*Do this*.
What is the number of lines containing the word "fill"? Give that number alone.

[Dataset records on visual material]
━━━━━━━━━━
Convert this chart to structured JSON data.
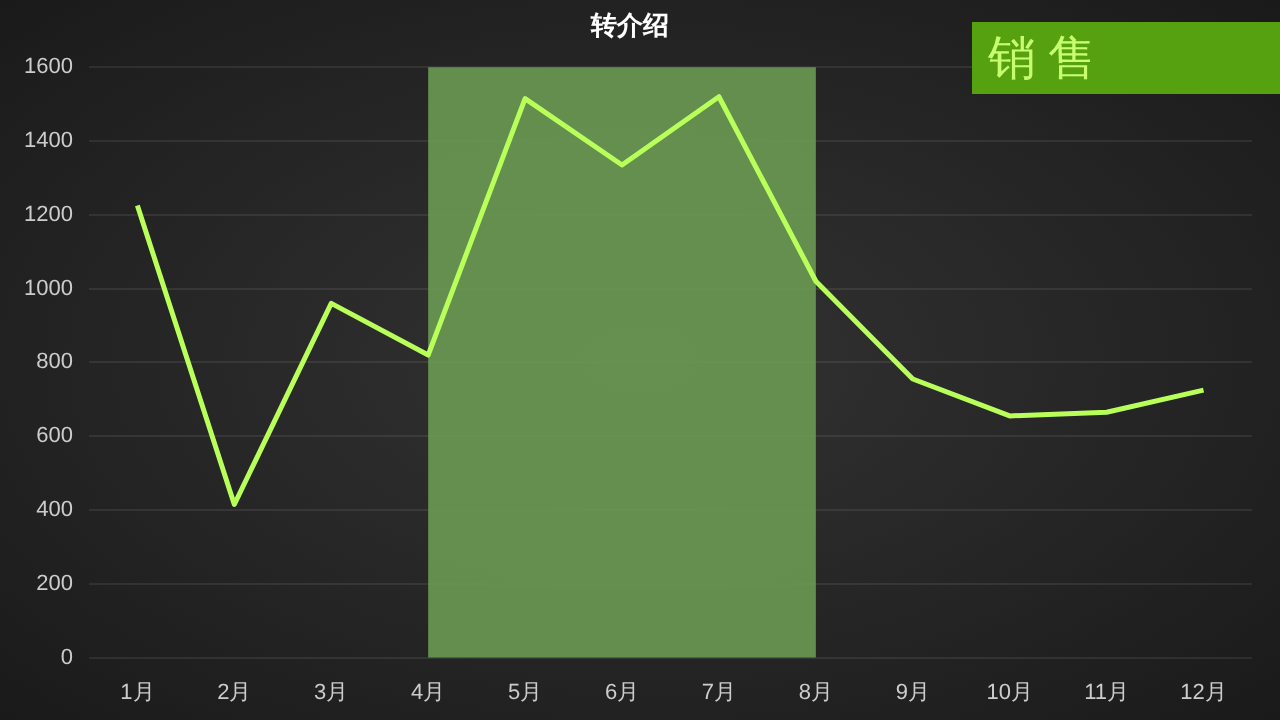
{
  "chart_data": {
    "type": "line",
    "title": "转介绍",
    "annotations": [
      "销售"
    ],
    "categories": [
      "1月",
      "2月",
      "3月",
      "4月",
      "5月",
      "6月",
      "7月",
      "8月",
      "9月",
      "10月",
      "11月",
      "12月"
    ],
    "series": [
      {
        "color": "#b8ff5a",
        "values": [
          1225,
          415,
          960,
          820,
          1515,
          1335,
          1520,
          1020,
          755,
          655,
          665,
          725
        ]
      }
    ],
    "ylim": [
      0,
      1600
    ],
    "yticks": [
      0,
      200,
      400,
      600,
      800,
      1000,
      1200,
      1400,
      1600
    ],
    "bands": [
      {
        "axis": "x",
        "from": "4月",
        "to": "8月",
        "color": "#6a9a52"
      }
    ],
    "grid": "y",
    "legend": false,
    "marker": "none",
    "line_style": "solid"
  }
}
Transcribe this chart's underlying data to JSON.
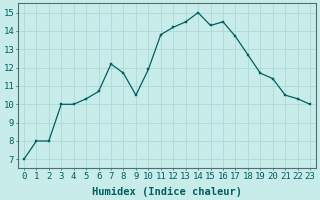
{
  "x": [
    0,
    1,
    2,
    3,
    4,
    5,
    6,
    7,
    8,
    9,
    10,
    11,
    12,
    13,
    14,
    15,
    16,
    17,
    18,
    19,
    20,
    21,
    22,
    23
  ],
  "y": [
    7,
    8,
    8,
    10,
    10,
    10.3,
    10.7,
    12.2,
    11.7,
    10.5,
    11.9,
    13.8,
    14.2,
    14.5,
    15,
    14.3,
    14.5,
    13.7,
    12.7,
    11.7,
    11.4,
    10.5,
    10.3,
    10
  ],
  "line_color": "#006060",
  "marker_color": "#006060",
  "bg_color": "#c8ecea",
  "grid_color": "#b0dbd8",
  "xlabel": "Humidex (Indice chaleur)",
  "xlim": [
    -0.5,
    23.5
  ],
  "ylim": [
    6.5,
    15.5
  ],
  "yticks": [
    7,
    8,
    9,
    10,
    11,
    12,
    13,
    14,
    15
  ],
  "xtick_labels": [
    "0",
    "1",
    "2",
    "3",
    "4",
    "5",
    "6",
    "7",
    "8",
    "9",
    "10",
    "11",
    "12",
    "13",
    "14",
    "15",
    "16",
    "17",
    "18",
    "19",
    "20",
    "21",
    "22",
    "23"
  ],
  "tick_color": "#006060",
  "xlabel_fontsize": 7.5,
  "tick_fontsize": 6.5
}
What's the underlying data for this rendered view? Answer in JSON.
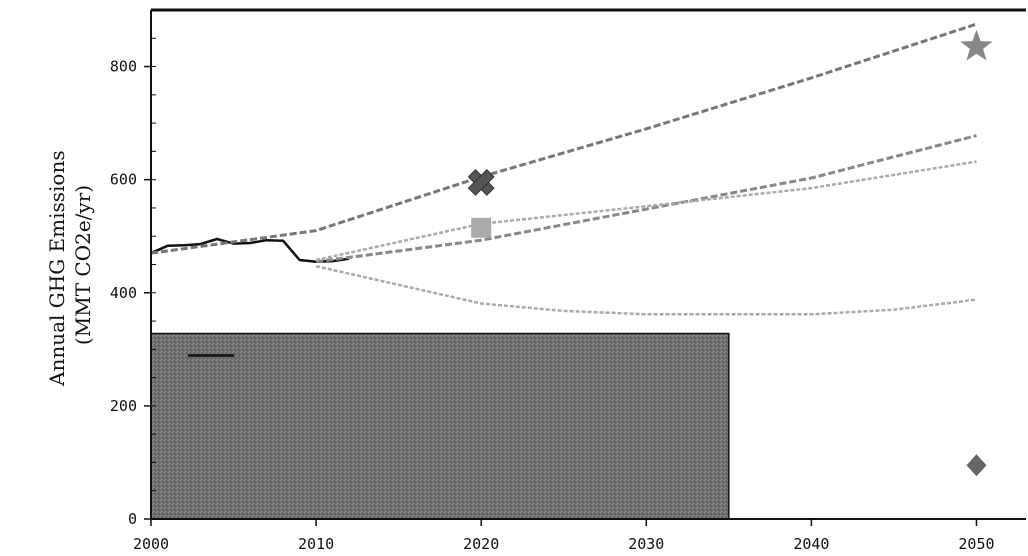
{
  "chart_data": {
    "type": "line",
    "title": "",
    "xlabel": "",
    "ylabel": [
      "Annual GHG Emissions",
      "(MMT CO2e/yr)"
    ],
    "xlim": [
      2000,
      2053
    ],
    "ylim": [
      0,
      900
    ],
    "x_ticks": [
      2000,
      2010,
      2020,
      2030,
      2040,
      2050
    ],
    "y_ticks": [
      0,
      200,
      400,
      600,
      800
    ],
    "grid": false,
    "legend_position": "bottom-left",
    "series": [
      {
        "style": "solid",
        "color": "#111111",
        "points": [
          [
            2000,
            470
          ],
          [
            2001,
            483
          ],
          [
            2002,
            484
          ],
          [
            2003,
            486
          ],
          [
            2004,
            495
          ],
          [
            2005,
            487
          ],
          [
            2006,
            488
          ],
          [
            2007,
            493
          ],
          [
            2008,
            492
          ],
          [
            2009,
            458
          ],
          [
            2010,
            455
          ],
          [
            2011,
            456
          ],
          [
            2012,
            460
          ]
        ]
      },
      {
        "style": "dashed",
        "color": "#777777",
        "points": [
          [
            2000,
            470
          ],
          [
            2010,
            510
          ],
          [
            2020,
            605
          ],
          [
            2030,
            690
          ],
          [
            2040,
            780
          ],
          [
            2050,
            875
          ]
        ]
      },
      {
        "style": "dashed",
        "color": "#888888",
        "points": [
          [
            2010,
            455
          ],
          [
            2020,
            493
          ],
          [
            2030,
            548
          ],
          [
            2040,
            603
          ],
          [
            2050,
            678
          ]
        ]
      },
      {
        "style": "dotted",
        "color": "#aaaaaa",
        "points": [
          [
            2010,
            458
          ],
          [
            2020,
            522
          ],
          [
            2030,
            553
          ],
          [
            2040,
            585
          ],
          [
            2050,
            632
          ]
        ]
      },
      {
        "style": "dotted",
        "color": "#aaaaaa",
        "points": [
          [
            2010,
            447
          ],
          [
            2020,
            381
          ],
          [
            2025,
            368
          ],
          [
            2030,
            362
          ],
          [
            2040,
            362
          ],
          [
            2045,
            370
          ],
          [
            2050,
            388
          ]
        ]
      }
    ],
    "markers": [
      {
        "shape": "star",
        "x": 2050,
        "y": 835,
        "color": "#888888"
      },
      {
        "shape": "cross",
        "x": 2020,
        "y": 595,
        "color": "#555555"
      },
      {
        "shape": "square",
        "x": 2020,
        "y": 515,
        "color": "#aaaaaa"
      },
      {
        "shape": "diamond",
        "x": 2050,
        "y": 95,
        "color": "#666666"
      }
    ],
    "legend": {
      "range_x": [
        2000,
        2035
      ],
      "range_y": [
        0,
        328
      ],
      "entries": [
        {
          "style": "solid",
          "color": "#111111"
        }
      ]
    }
  }
}
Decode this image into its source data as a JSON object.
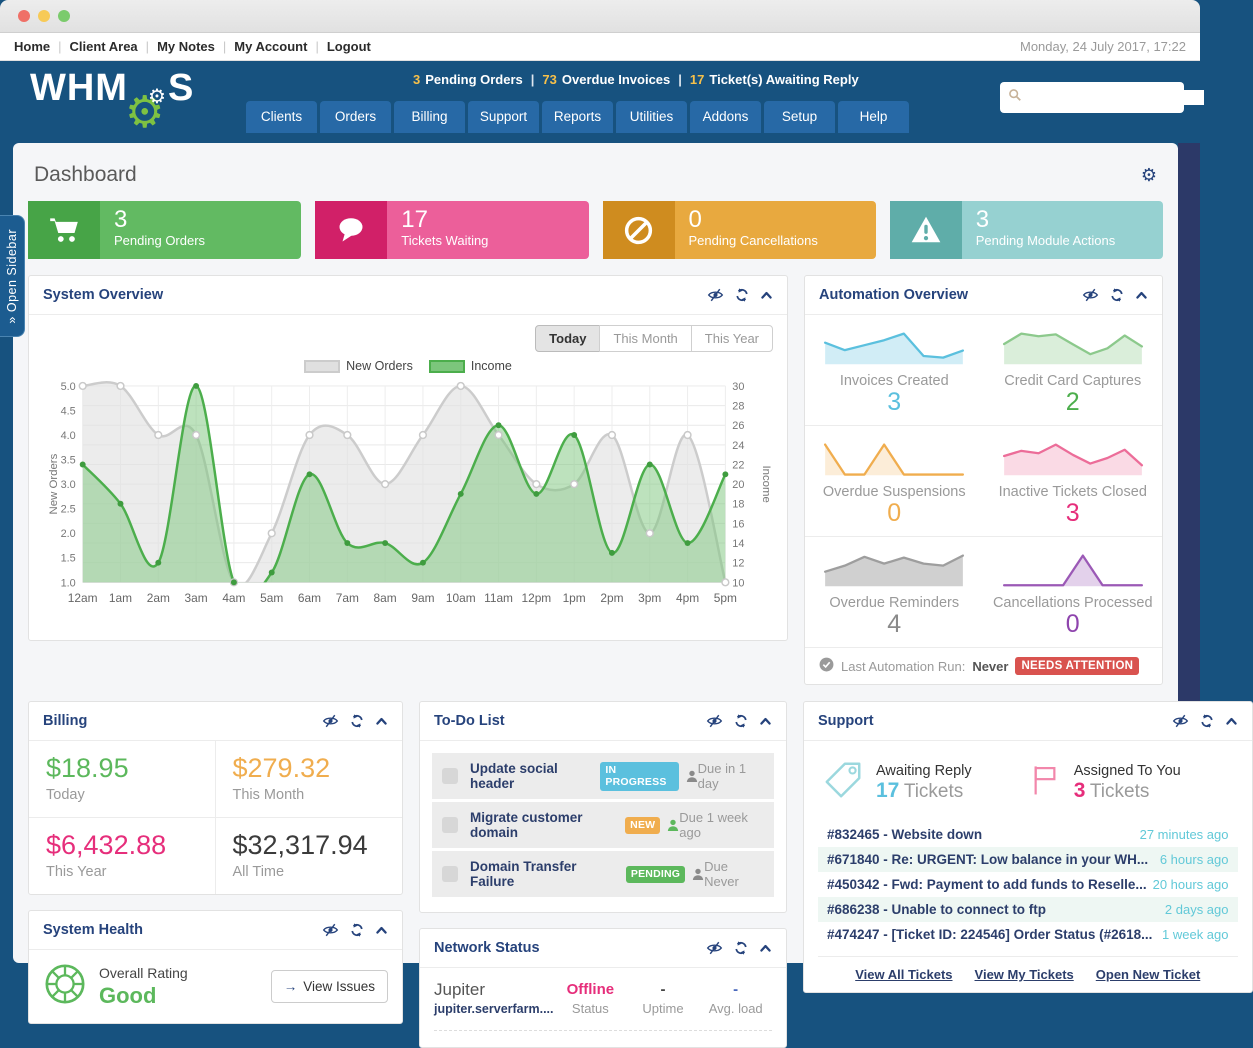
{
  "window": {
    "date": "Monday, 24 July 2017, 17:22"
  },
  "topbar": {
    "links": [
      "Home",
      "Client Area",
      "My Notes",
      "My Account",
      "Logout"
    ],
    "divider": "|"
  },
  "header": {
    "logo_prefix": "WHM",
    "logo_suffix": "S",
    "alerts": [
      {
        "count": "3",
        "label": "Pending Orders"
      },
      {
        "count": "73",
        "label": "Overdue Invoices"
      },
      {
        "count": "17",
        "label": "Ticket(s) Awaiting Reply"
      }
    ],
    "alert_divider": "|",
    "nav": [
      "Clients",
      "Orders",
      "Billing",
      "Support",
      "Reports",
      "Utilities",
      "Addons",
      "Setup",
      "Help"
    ],
    "search_placeholder": ""
  },
  "sidebar_tab": {
    "chevrons": "»",
    "label": "Open Sidebar"
  },
  "page": {
    "title": "Dashboard"
  },
  "stat_cards": [
    {
      "value": "3",
      "label": "Pending Orders",
      "icon": "cart-icon",
      "icon_bg": "#47a447",
      "body_bg": "#62ba62"
    },
    {
      "value": "17",
      "label": "Tickets Waiting",
      "icon": "chat-icon",
      "icon_bg": "#d12068",
      "body_bg": "#ec5f9a"
    },
    {
      "value": "0",
      "label": "Pending Cancellations",
      "icon": "ban-icon",
      "icon_bg": "#cf8c1f",
      "body_bg": "#e8a93f"
    },
    {
      "value": "3",
      "label": "Pending Module Actions",
      "icon": "warning-icon",
      "icon_bg": "#5fada9",
      "body_bg": "#96d1d1"
    }
  ],
  "system_overview": {
    "title": "System Overview",
    "buttons": [
      "Today",
      "This Month",
      "This Year"
    ],
    "active_button": "Today"
  },
  "chart_data": {
    "type": "area-line",
    "x": [
      "12am",
      "1am",
      "2am",
      "3am",
      "4am",
      "5am",
      "6am",
      "7am",
      "8am",
      "9am",
      "10am",
      "11am",
      "12pm",
      "1pm",
      "2pm",
      "3pm",
      "4pm",
      "5pm"
    ],
    "series": [
      {
        "name": "New Orders",
        "axis": "left",
        "values": [
          5,
          5,
          4,
          4,
          1,
          2,
          4,
          4,
          3,
          4,
          5,
          4,
          3,
          3,
          4,
          2,
          4,
          1
        ],
        "color": "#cccccc",
        "fill": "#e0e0e0"
      },
      {
        "name": "Income",
        "axis": "right",
        "values": [
          22,
          18,
          12,
          30,
          10,
          11,
          21,
          14,
          14,
          12,
          19,
          26,
          19,
          25,
          13,
          22,
          14,
          21
        ],
        "color": "#4cae4c",
        "fill": "#7cc67c"
      }
    ],
    "left_axis": {
      "label": "New Orders",
      "min": 1,
      "max": 5,
      "step": 0.5
    },
    "right_axis": {
      "label": "Income",
      "min": 10,
      "max": 30,
      "step": 2
    },
    "grid": true,
    "legend_position": "top"
  },
  "automation": {
    "title": "Automation Overview",
    "cells": [
      {
        "label": "Invoices Created",
        "value": "3",
        "value_color": "#5bc0de",
        "line": "#5bc0de",
        "fill": "rgba(91,192,222,0.28)",
        "spark": [
          5.2,
          3.4,
          4.6,
          5.8,
          7.4,
          2.0,
          1.6,
          3.3
        ]
      },
      {
        "label": "Credit Card Captures",
        "value": "2",
        "value_color": "#4cae4c",
        "line": "#8cc98c",
        "fill": "rgba(140,201,140,0.32)",
        "spark": [
          5.2,
          7.9,
          7.2,
          7.7,
          5.1,
          2.6,
          4.1,
          7.4,
          4.6
        ]
      },
      {
        "label": "Overdue Suspensions",
        "value": "0",
        "value_color": "#f0ad4e",
        "line": "#f0ad4e",
        "fill": "rgba(240,173,78,0.22)",
        "spark": [
          9.5,
          0.2,
          0.2,
          9.5,
          0.2,
          0.2,
          0.2,
          0.2
        ]
      },
      {
        "label": "Inactive Tickets Closed",
        "value": "3",
        "value_color": "#e62e7b",
        "line": "#ec6d99",
        "fill": "rgba(236,109,153,0.25)",
        "spark": [
          5.6,
          7.1,
          6.4,
          8.9,
          5.9,
          3.4,
          5.0,
          7.4,
          2.9
        ]
      },
      {
        "label": "Overdue Reminders",
        "value": "4",
        "value_color": "#8a8a8a",
        "line": "#9e9e9e",
        "fill": "rgba(170,170,170,0.55)",
        "spark": [
          3.6,
          5.1,
          7.3,
          5.6,
          7.1,
          5.6,
          5.1,
          7.6
        ]
      },
      {
        "label": "Cancellations Processed",
        "value": "0",
        "value_color": "#8e44ad",
        "line": "#9b59b6",
        "fill": "rgba(155,89,182,0.28)",
        "spark": [
          0.3,
          0.3,
          0.3,
          0.3,
          9.5,
          0.3,
          0.3,
          0.3
        ]
      }
    ],
    "footer": {
      "label": "Last Automation Run:",
      "value": "Never",
      "badge": "NEEDS ATTENTION",
      "badge_color": "#d9534f"
    }
  },
  "billing": {
    "title": "Billing",
    "entries": [
      {
        "amount": "$18.95",
        "label": "Today",
        "color": "#5cb85c"
      },
      {
        "amount": "$279.32",
        "label": "This Month",
        "color": "#f0ad4e"
      },
      {
        "amount": "$6,432.88",
        "label": "This Year",
        "color": "#e62e7b"
      },
      {
        "amount": "$32,317.94",
        "label": "All Time",
        "color": "#3b3b3b"
      }
    ]
  },
  "todo": {
    "title": "To-Do List",
    "items": [
      {
        "title": "Update social header",
        "badge": "IN PROGRESS",
        "badge_color": "#5bc0de",
        "due": "Due in 1 day",
        "assignee_color": "#8a8a8a"
      },
      {
        "title": "Migrate customer domain",
        "badge": "NEW",
        "badge_color": "#f0ad4e",
        "due": "Due 1 week ago",
        "assignee_color": "#5cb85c"
      },
      {
        "title": "Domain Transfer Failure",
        "badge": "PENDING",
        "badge_color": "#5cb85c",
        "due": "Due Never",
        "assignee_color": "#8a8a8a"
      }
    ]
  },
  "network": {
    "title": "Network Status",
    "server": {
      "name": "Jupiter",
      "host": "jupiter.serverfarm....",
      "stats": [
        {
          "value": "Offline",
          "label": "Status",
          "color": "#e62e7b"
        },
        {
          "value": "-",
          "label": "Uptime",
          "color": "#444444"
        },
        {
          "value": "-",
          "label": "Avg. load",
          "color": "#4a69bd"
        }
      ]
    }
  },
  "support": {
    "title": "Support",
    "stats": [
      {
        "label": "Awaiting Reply",
        "value": "17",
        "unit": "Tickets",
        "color": "#5bc0de",
        "icon": "tag-icon"
      },
      {
        "label": "Assigned To You",
        "value": "3",
        "unit": "Tickets",
        "color": "#e62e7b",
        "icon": "flag-icon"
      }
    ],
    "tickets": [
      {
        "title": "#832465 - Website down",
        "time": "27 minutes ago"
      },
      {
        "title": "#671840 - Re: URGENT: Low balance in your WH...",
        "time": "6 hours ago"
      },
      {
        "title": "#450342 - Fwd: Payment to add funds to Reselle...",
        "time": "20 hours ago"
      },
      {
        "title": "#686238 - Unable to connect to ftp",
        "time": "2 days ago"
      },
      {
        "title": "#474247 - [Ticket ID: 224546] Order Status (#2618...",
        "time": "1 week ago"
      }
    ],
    "links": [
      "View All Tickets",
      "View My Tickets",
      "Open New Ticket"
    ]
  },
  "system_health": {
    "title": "System Health",
    "rating_label": "Overall Rating",
    "rating": "Good",
    "rating_color": "#5cb85c",
    "button": "View Issues",
    "button_arrow": "→"
  }
}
━━━━━━━━━━
*Solution to the exercise*.
8